**TASK INSTRUCTIONS:** Scan the lines and state how many carry "this". Leave out everything but the number.

....

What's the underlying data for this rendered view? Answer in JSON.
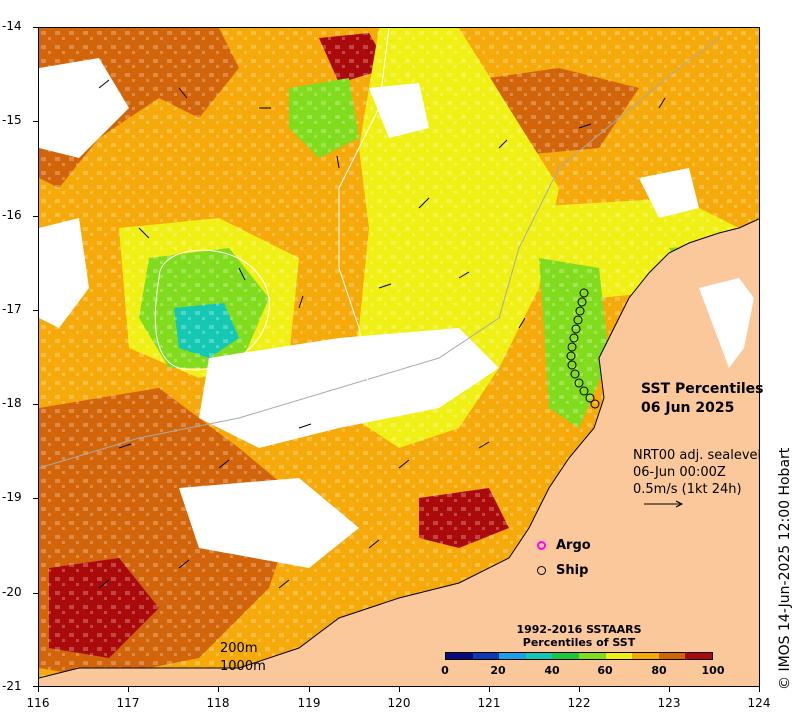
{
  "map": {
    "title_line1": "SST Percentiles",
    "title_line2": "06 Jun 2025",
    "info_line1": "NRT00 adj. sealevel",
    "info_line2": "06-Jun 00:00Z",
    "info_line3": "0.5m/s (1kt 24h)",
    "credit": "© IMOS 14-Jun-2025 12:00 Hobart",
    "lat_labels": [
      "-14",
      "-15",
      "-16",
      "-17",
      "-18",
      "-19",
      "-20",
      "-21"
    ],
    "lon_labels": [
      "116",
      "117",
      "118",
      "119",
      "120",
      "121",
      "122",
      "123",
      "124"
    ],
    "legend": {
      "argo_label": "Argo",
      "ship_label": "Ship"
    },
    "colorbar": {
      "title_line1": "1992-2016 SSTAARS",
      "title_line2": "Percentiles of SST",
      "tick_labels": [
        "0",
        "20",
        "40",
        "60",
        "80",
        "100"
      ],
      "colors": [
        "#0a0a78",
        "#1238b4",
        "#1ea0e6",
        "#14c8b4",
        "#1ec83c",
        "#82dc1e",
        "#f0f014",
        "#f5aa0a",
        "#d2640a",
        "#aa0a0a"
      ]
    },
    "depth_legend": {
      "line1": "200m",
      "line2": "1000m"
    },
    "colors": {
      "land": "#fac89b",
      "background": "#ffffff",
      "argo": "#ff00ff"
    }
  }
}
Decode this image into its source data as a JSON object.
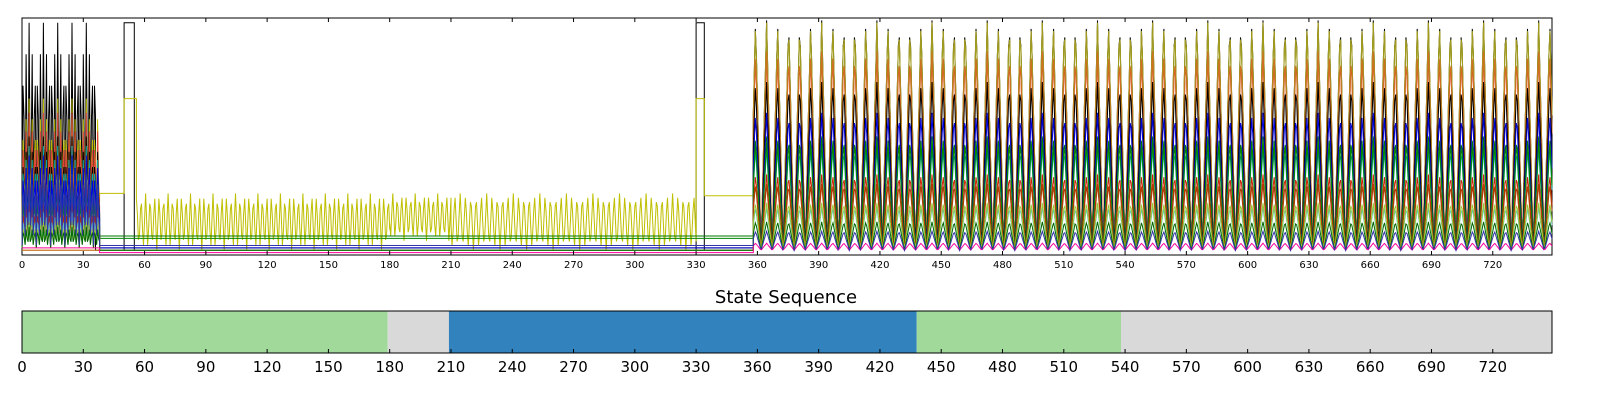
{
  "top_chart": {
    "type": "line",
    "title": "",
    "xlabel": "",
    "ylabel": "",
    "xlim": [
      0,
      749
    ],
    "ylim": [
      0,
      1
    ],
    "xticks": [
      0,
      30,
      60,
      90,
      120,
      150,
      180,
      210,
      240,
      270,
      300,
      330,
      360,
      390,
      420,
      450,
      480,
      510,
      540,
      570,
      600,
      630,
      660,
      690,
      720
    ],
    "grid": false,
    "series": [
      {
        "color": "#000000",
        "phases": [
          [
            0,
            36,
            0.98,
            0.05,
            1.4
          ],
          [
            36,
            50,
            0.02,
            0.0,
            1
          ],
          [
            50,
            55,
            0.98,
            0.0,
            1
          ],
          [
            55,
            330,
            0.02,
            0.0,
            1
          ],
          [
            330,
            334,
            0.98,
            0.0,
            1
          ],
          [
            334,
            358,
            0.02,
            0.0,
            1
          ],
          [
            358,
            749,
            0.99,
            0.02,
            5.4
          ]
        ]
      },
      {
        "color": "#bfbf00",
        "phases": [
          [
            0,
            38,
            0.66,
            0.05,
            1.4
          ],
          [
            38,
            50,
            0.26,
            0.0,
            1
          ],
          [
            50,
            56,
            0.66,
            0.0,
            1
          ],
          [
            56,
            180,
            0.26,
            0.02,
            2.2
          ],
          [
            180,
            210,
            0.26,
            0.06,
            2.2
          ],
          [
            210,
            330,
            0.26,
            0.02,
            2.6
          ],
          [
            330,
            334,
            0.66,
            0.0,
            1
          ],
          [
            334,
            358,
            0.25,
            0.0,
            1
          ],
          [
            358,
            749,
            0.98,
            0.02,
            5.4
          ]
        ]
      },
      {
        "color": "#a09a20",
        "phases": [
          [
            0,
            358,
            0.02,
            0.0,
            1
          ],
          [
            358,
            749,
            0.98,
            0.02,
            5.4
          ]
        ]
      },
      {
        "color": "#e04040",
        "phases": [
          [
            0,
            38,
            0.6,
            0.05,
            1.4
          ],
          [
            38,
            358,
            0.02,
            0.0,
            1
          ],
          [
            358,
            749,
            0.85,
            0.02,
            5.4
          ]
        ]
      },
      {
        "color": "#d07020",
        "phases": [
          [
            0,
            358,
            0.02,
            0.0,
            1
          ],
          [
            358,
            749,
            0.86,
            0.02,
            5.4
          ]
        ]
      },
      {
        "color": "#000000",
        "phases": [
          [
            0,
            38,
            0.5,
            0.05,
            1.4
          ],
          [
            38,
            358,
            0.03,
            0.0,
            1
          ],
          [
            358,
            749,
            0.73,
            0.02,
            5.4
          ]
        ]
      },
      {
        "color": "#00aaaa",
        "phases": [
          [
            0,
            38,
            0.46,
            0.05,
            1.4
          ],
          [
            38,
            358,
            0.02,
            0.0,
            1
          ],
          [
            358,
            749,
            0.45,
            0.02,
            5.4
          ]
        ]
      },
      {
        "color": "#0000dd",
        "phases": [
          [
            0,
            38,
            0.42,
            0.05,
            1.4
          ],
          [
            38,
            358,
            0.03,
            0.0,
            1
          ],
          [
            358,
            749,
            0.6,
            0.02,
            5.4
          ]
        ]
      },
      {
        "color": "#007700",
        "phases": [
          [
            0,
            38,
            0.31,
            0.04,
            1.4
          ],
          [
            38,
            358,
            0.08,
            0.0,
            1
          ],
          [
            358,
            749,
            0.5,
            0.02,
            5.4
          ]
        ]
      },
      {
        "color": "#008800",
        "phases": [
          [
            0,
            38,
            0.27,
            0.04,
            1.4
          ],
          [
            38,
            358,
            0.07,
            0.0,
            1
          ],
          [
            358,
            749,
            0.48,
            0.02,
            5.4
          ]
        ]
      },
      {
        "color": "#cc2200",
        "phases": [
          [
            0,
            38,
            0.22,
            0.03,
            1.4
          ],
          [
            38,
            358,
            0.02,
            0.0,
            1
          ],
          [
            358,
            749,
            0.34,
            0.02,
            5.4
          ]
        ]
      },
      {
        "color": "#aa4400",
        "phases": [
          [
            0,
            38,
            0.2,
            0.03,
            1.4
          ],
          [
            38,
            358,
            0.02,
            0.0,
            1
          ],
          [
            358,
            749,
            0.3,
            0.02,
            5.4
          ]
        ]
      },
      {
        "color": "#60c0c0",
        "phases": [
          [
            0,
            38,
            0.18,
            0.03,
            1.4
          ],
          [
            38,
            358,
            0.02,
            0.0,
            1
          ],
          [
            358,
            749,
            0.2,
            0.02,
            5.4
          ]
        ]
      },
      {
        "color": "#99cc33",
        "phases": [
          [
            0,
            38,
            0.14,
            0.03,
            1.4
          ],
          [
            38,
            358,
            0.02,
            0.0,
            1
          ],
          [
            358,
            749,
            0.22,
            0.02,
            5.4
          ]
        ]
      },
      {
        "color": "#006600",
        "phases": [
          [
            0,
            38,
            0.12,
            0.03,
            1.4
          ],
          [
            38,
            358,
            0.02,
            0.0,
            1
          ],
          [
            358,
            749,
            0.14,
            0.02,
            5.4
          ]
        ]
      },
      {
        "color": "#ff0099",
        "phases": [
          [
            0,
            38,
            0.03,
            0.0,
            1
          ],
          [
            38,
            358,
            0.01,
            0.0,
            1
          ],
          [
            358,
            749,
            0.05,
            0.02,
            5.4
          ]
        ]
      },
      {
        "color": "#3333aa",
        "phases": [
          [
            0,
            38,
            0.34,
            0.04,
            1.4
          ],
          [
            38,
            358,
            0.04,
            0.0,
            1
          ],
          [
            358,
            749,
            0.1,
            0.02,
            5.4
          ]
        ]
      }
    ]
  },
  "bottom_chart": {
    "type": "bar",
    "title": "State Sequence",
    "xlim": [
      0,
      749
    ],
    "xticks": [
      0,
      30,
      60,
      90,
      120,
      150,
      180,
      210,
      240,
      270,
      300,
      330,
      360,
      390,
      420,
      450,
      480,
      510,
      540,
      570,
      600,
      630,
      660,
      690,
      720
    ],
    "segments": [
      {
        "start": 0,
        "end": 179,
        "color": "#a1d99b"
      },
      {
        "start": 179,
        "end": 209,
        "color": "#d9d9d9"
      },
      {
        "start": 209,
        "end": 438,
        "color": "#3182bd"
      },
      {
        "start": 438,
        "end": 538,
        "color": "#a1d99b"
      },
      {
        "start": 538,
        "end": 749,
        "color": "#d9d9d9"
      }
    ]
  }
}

....

**FINISHED ANSWER:** 2